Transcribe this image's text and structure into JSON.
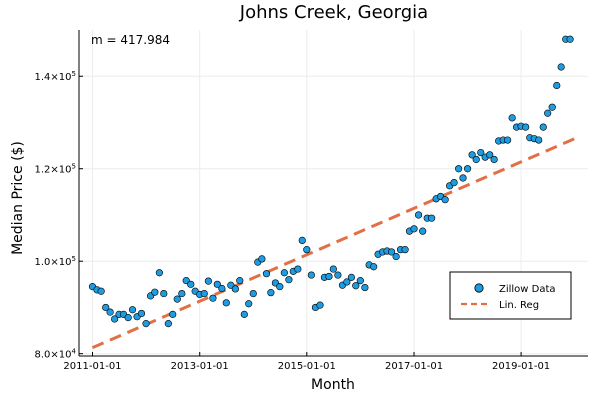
{
  "chart_data": {
    "type": "scatter",
    "title": "Johns Creek, Georgia",
    "xlabel": "Month",
    "ylabel": "Median Price ($)",
    "annotation": "m = 417.984",
    "xlim": [
      "2010-10-01",
      "2020-04-01"
    ],
    "ylim": [
      79500,
      150000
    ],
    "x_ticks": [
      "2011-01-01",
      "2013-01-01",
      "2015-01-01",
      "2017-01-01",
      "2019-01-01"
    ],
    "y_ticks": [
      {
        "value": 80000,
        "mantissa": "8.0",
        "exp": "4"
      },
      {
        "value": 100000,
        "mantissa": "1.0",
        "exp": "5"
      },
      {
        "value": 120000,
        "mantissa": "1.2",
        "exp": "5"
      },
      {
        "value": 140000,
        "mantissa": "1.4",
        "exp": "5"
      }
    ],
    "grid": true,
    "legend_position": "bottom-right",
    "colors": {
      "scatter": "#1f9be0",
      "line": "#e26f46",
      "axis": "#000000",
      "grid": "#ececec"
    },
    "series": [
      {
        "name": "Zillow Data",
        "type": "scatter",
        "x": [
          "2011-01-01",
          "2011-02-01",
          "2011-03-01",
          "2011-04-01",
          "2011-05-01",
          "2011-06-01",
          "2011-07-01",
          "2011-08-01",
          "2011-09-01",
          "2011-10-01",
          "2011-11-01",
          "2011-12-01",
          "2012-01-01",
          "2012-02-01",
          "2012-03-01",
          "2012-04-01",
          "2012-05-01",
          "2012-06-01",
          "2012-07-01",
          "2012-08-01",
          "2012-09-01",
          "2012-10-01",
          "2012-11-01",
          "2012-12-01",
          "2013-01-01",
          "2013-02-01",
          "2013-03-01",
          "2013-04-01",
          "2013-05-01",
          "2013-06-01",
          "2013-07-01",
          "2013-08-01",
          "2013-09-01",
          "2013-10-01",
          "2013-11-01",
          "2013-12-01",
          "2014-01-01",
          "2014-02-01",
          "2014-03-01",
          "2014-04-01",
          "2014-05-01",
          "2014-06-01",
          "2014-07-01",
          "2014-08-01",
          "2014-09-01",
          "2014-10-01",
          "2014-11-01",
          "2014-12-01",
          "2015-01-01",
          "2015-02-01",
          "2015-03-01",
          "2015-04-01",
          "2015-05-01",
          "2015-06-01",
          "2015-07-01",
          "2015-08-01",
          "2015-09-01",
          "2015-10-01",
          "2015-11-01",
          "2015-12-01",
          "2016-01-01",
          "2016-02-01",
          "2016-03-01",
          "2016-04-01",
          "2016-05-01",
          "2016-06-01",
          "2016-07-01",
          "2016-08-01",
          "2016-09-01",
          "2016-10-01",
          "2016-11-01",
          "2016-12-01",
          "2017-01-01",
          "2017-02-01",
          "2017-03-01",
          "2017-04-01",
          "2017-05-01",
          "2017-06-01",
          "2017-07-01",
          "2017-08-01",
          "2017-09-01",
          "2017-10-01",
          "2017-11-01",
          "2017-12-01",
          "2018-01-01",
          "2018-02-01",
          "2018-03-01",
          "2018-04-01",
          "2018-05-01",
          "2018-06-01",
          "2018-07-01",
          "2018-08-01",
          "2018-09-01",
          "2018-10-01",
          "2018-11-01",
          "2018-12-01",
          "2019-01-01",
          "2019-02-01",
          "2019-03-01",
          "2019-04-01",
          "2019-05-01",
          "2019-06-01",
          "2019-07-01",
          "2019-08-01",
          "2019-09-01",
          "2019-10-01",
          "2019-11-01",
          "2019-12-01"
        ],
        "y": [
          94500,
          93800,
          93500,
          90000,
          89000,
          87500,
          88500,
          88500,
          87800,
          89500,
          88000,
          88700,
          86500,
          92500,
          93300,
          97500,
          93000,
          86500,
          88500,
          91800,
          93000,
          95800,
          95000,
          93500,
          92800,
          93000,
          95700,
          92000,
          95000,
          94100,
          91000,
          94800,
          94000,
          95800,
          88500,
          90800,
          93000,
          99800,
          100500,
          97300,
          93200,
          95300,
          94500,
          97500,
          96000,
          97800,
          98300,
          104500,
          102500,
          97000,
          90000,
          90500,
          96500,
          96700,
          98300,
          97000,
          94800,
          95500,
          96500,
          94700,
          95800,
          94300,
          99200,
          98800,
          101500,
          102000,
          102200,
          102000,
          101000,
          102500,
          102500,
          106500,
          107000,
          110000,
          106500,
          109300,
          109300,
          113500,
          114000,
          113300,
          116300,
          117000,
          120000,
          118000,
          120000,
          123000,
          122000,
          123500,
          122500,
          123000,
          122000,
          126000,
          126200,
          126200,
          131000,
          129000,
          129200,
          129000,
          126700,
          126500,
          126200,
          129000,
          132000,
          133300,
          138000,
          142000,
          148000,
          148000
        ]
      },
      {
        "name": "Lin. Reg",
        "type": "line",
        "style": "dashed",
        "x": [
          "2011-01-01",
          "2020-01-01"
        ],
        "y": [
          81300,
          126500
        ]
      }
    ]
  }
}
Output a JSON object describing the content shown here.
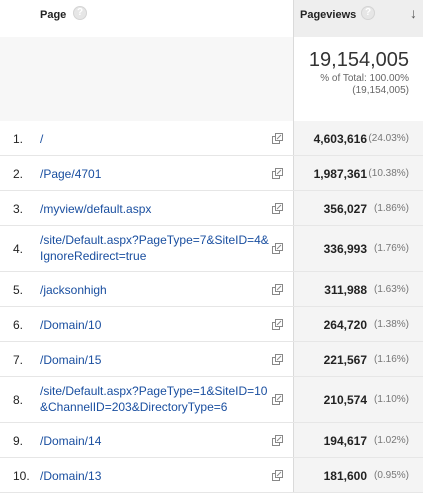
{
  "header": {
    "page_label": "Page",
    "pageviews_label": "Pageviews",
    "help_glyph": "?",
    "sort_glyph": "↓"
  },
  "totals": {
    "value": "19,154,005",
    "pct_line": "% of Total: 100.00%",
    "paren_line": "(19,154,005)"
  },
  "rows": [
    {
      "rank": "1.",
      "page": "/",
      "pageviews": "4,603,616",
      "pct": "(24.03%)"
    },
    {
      "rank": "2.",
      "page": "/Page/4701",
      "pageviews": "1,987,361",
      "pct": "(10.38%)"
    },
    {
      "rank": "3.",
      "page": "/myview/default.aspx",
      "pageviews": "356,027",
      "pct": "(1.86%)"
    },
    {
      "rank": "4.",
      "page": "/site/Default.aspx?PageType=7&SiteID=4&IgnoreRedirect=true",
      "pageviews": "336,993",
      "pct": "(1.76%)"
    },
    {
      "rank": "5.",
      "page": "/jacksonhigh",
      "pageviews": "311,988",
      "pct": "(1.63%)"
    },
    {
      "rank": "6.",
      "page": "/Domain/10",
      "pageviews": "264,720",
      "pct": "(1.38%)"
    },
    {
      "rank": "7.",
      "page": "/Domain/15",
      "pageviews": "221,567",
      "pct": "(1.16%)"
    },
    {
      "rank": "8.",
      "page": "/site/Default.aspx?PageType=1&SiteID=10&ChannelID=203&DirectoryType=6",
      "pageviews": "210,574",
      "pct": "(1.10%)"
    },
    {
      "rank": "9.",
      "page": "/Domain/14",
      "pageviews": "194,617",
      "pct": "(1.02%)"
    },
    {
      "rank": "10.",
      "page": "/Domain/13",
      "pageviews": "181,600",
      "pct": "(0.95%)"
    }
  ],
  "icons": {
    "help": "help-circle-icon",
    "sort": "sort-descending-arrow-icon",
    "open": "open-in-new-window-icon"
  },
  "colors": {
    "link": "#1a4fa0",
    "header_sorted_bg": "#eeeeee",
    "value_column_bg": "#f4f4f4",
    "totals_left_bg": "#f7f7f7"
  }
}
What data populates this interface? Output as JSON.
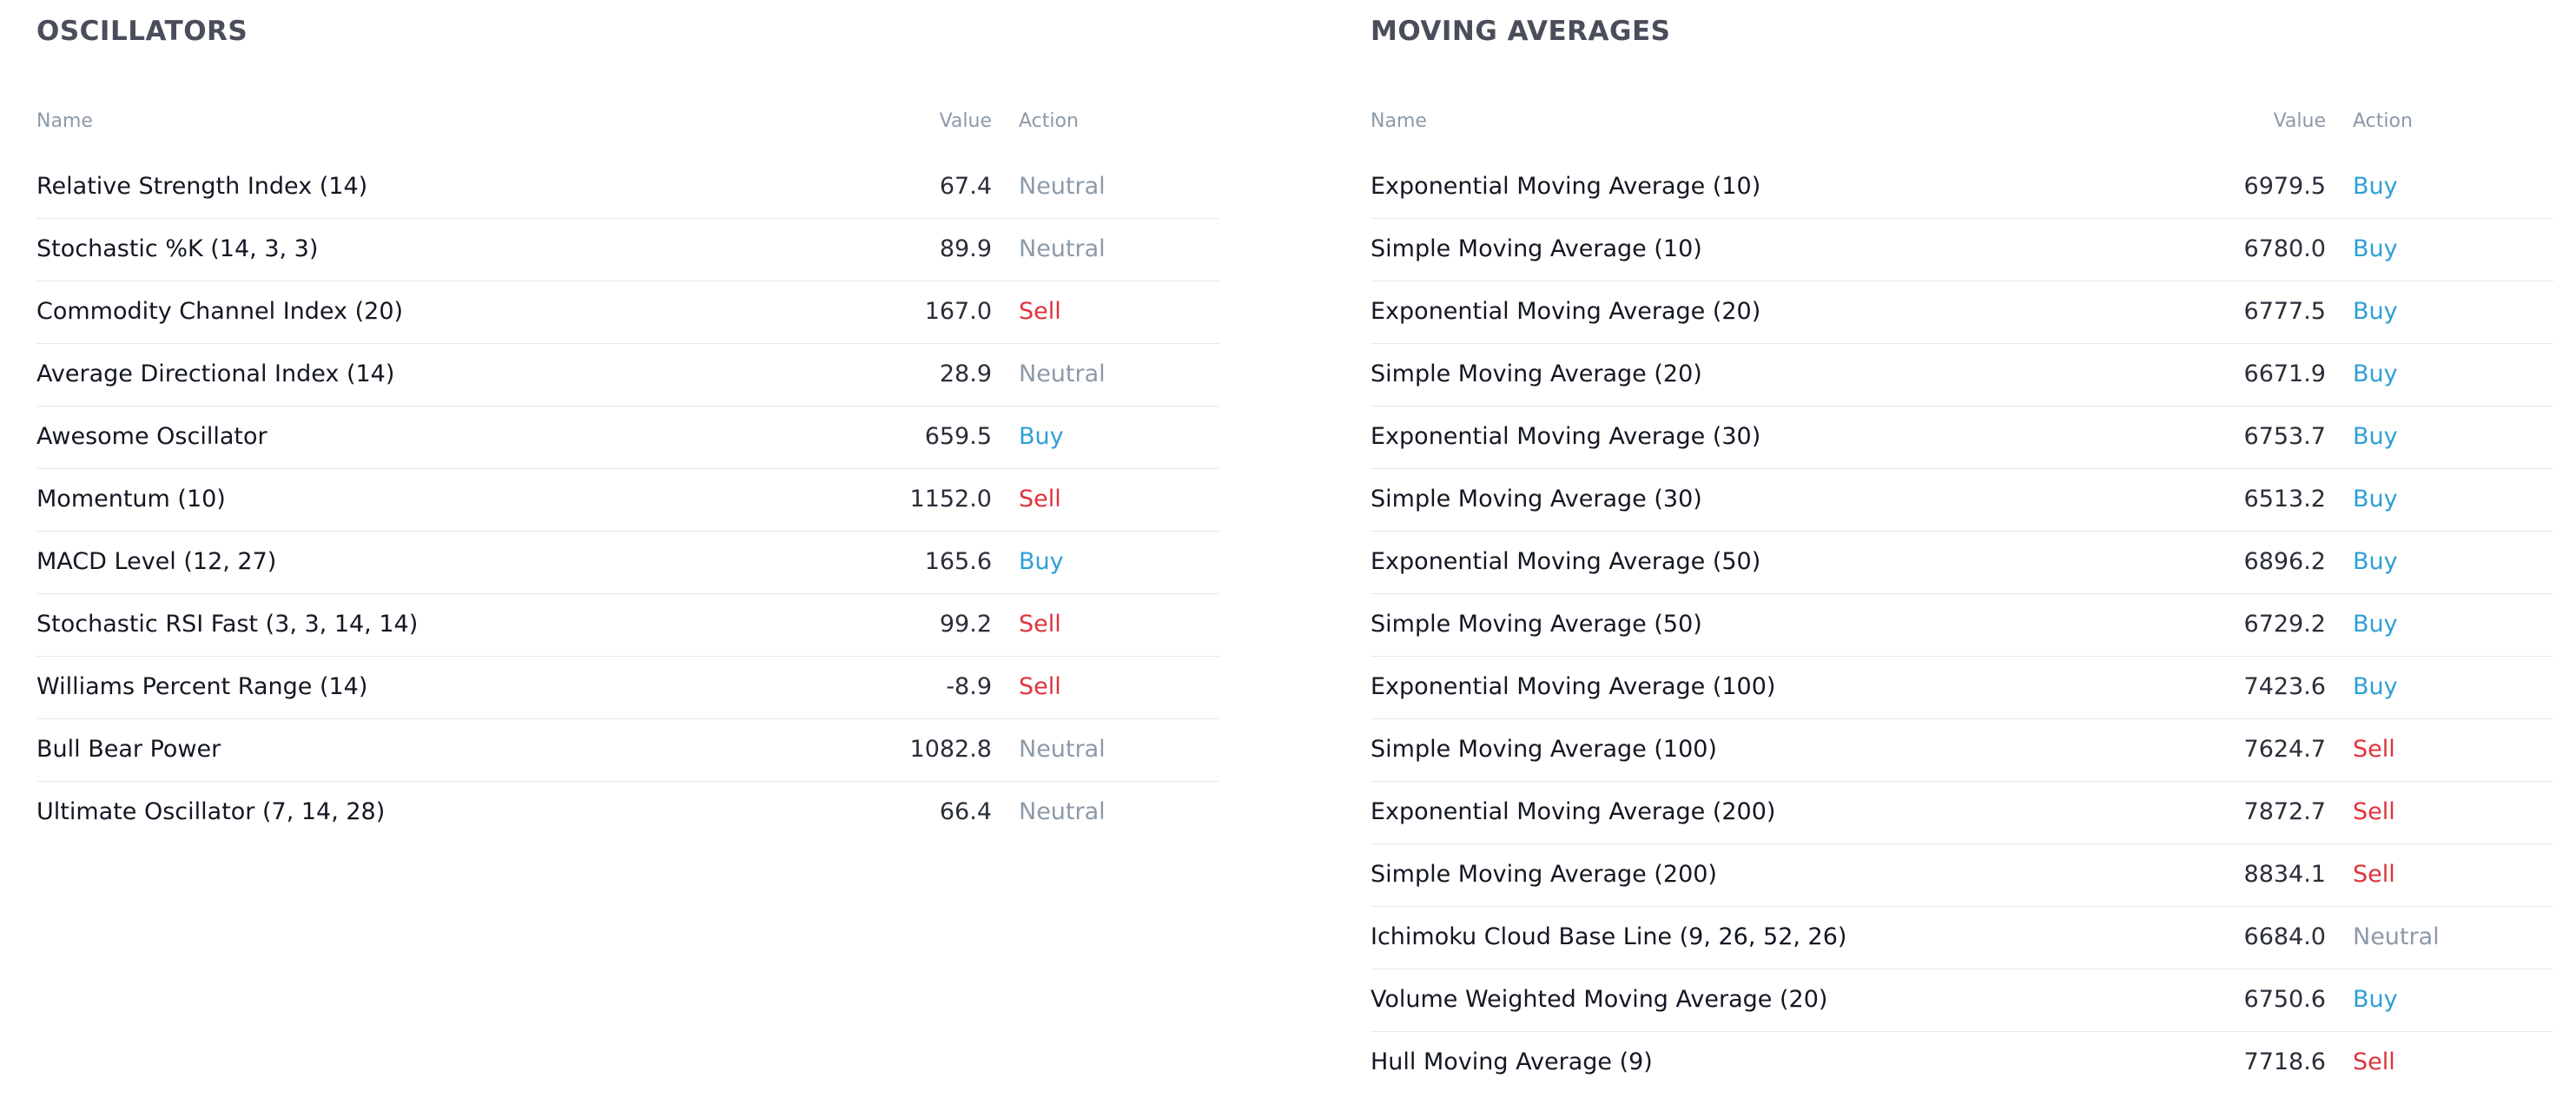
{
  "oscillators": {
    "title": "OSCILLATORS",
    "headers": {
      "name": "Name",
      "value": "Value",
      "action": "Action"
    },
    "rows": [
      {
        "name": "Relative Strength Index (14)",
        "value": "67.4",
        "action": "Neutral"
      },
      {
        "name": "Stochastic %K (14, 3, 3)",
        "value": "89.9",
        "action": "Neutral"
      },
      {
        "name": "Commodity Channel Index (20)",
        "value": "167.0",
        "action": "Sell"
      },
      {
        "name": "Average Directional Index (14)",
        "value": "28.9",
        "action": "Neutral"
      },
      {
        "name": "Awesome Oscillator",
        "value": "659.5",
        "action": "Buy"
      },
      {
        "name": "Momentum (10)",
        "value": "1152.0",
        "action": "Sell"
      },
      {
        "name": "MACD Level (12, 27)",
        "value": "165.6",
        "action": "Buy"
      },
      {
        "name": "Stochastic RSI Fast (3, 3, 14, 14)",
        "value": "99.2",
        "action": "Sell"
      },
      {
        "name": "Williams Percent Range (14)",
        "value": "-8.9",
        "action": "Sell"
      },
      {
        "name": "Bull Bear Power",
        "value": "1082.8",
        "action": "Neutral"
      },
      {
        "name": "Ultimate Oscillator (7, 14, 28)",
        "value": "66.4",
        "action": "Neutral"
      }
    ]
  },
  "moving_averages": {
    "title": "MOVING AVERAGES",
    "headers": {
      "name": "Name",
      "value": "Value",
      "action": "Action"
    },
    "rows": [
      {
        "name": "Exponential Moving Average (10)",
        "value": "6979.5",
        "action": "Buy"
      },
      {
        "name": "Simple Moving Average (10)",
        "value": "6780.0",
        "action": "Buy"
      },
      {
        "name": "Exponential Moving Average (20)",
        "value": "6777.5",
        "action": "Buy"
      },
      {
        "name": "Simple Moving Average (20)",
        "value": "6671.9",
        "action": "Buy"
      },
      {
        "name": "Exponential Moving Average (30)",
        "value": "6753.7",
        "action": "Buy"
      },
      {
        "name": "Simple Moving Average (30)",
        "value": "6513.2",
        "action": "Buy"
      },
      {
        "name": "Exponential Moving Average (50)",
        "value": "6896.2",
        "action": "Buy"
      },
      {
        "name": "Simple Moving Average (50)",
        "value": "6729.2",
        "action": "Buy"
      },
      {
        "name": "Exponential Moving Average (100)",
        "value": "7423.6",
        "action": "Buy"
      },
      {
        "name": "Simple Moving Average (100)",
        "value": "7624.7",
        "action": "Sell"
      },
      {
        "name": "Exponential Moving Average (200)",
        "value": "7872.7",
        "action": "Sell"
      },
      {
        "name": "Simple Moving Average (200)",
        "value": "8834.1",
        "action": "Sell"
      },
      {
        "name": "Ichimoku Cloud Base Line (9, 26, 52, 26)",
        "value": "6684.0",
        "action": "Neutral"
      },
      {
        "name": "Volume Weighted Moving Average (20)",
        "value": "6750.6",
        "action": "Buy"
      },
      {
        "name": "Hull Moving Average (9)",
        "value": "7718.6",
        "action": "Sell"
      }
    ]
  },
  "colors": {
    "buy": "#2e9fd6",
    "sell": "#e0323d",
    "neutral": "#8c9aa8",
    "title": "#4a4e5a",
    "divider": "#e6e8ec"
  }
}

_Given request_. Copy out all lines above that include the string "JSON".

_Solution for this task_.
Transcribe this image's text and structure into JSON.
Output a JSON object describing the content shown here.
What data populates this interface? Output as JSON.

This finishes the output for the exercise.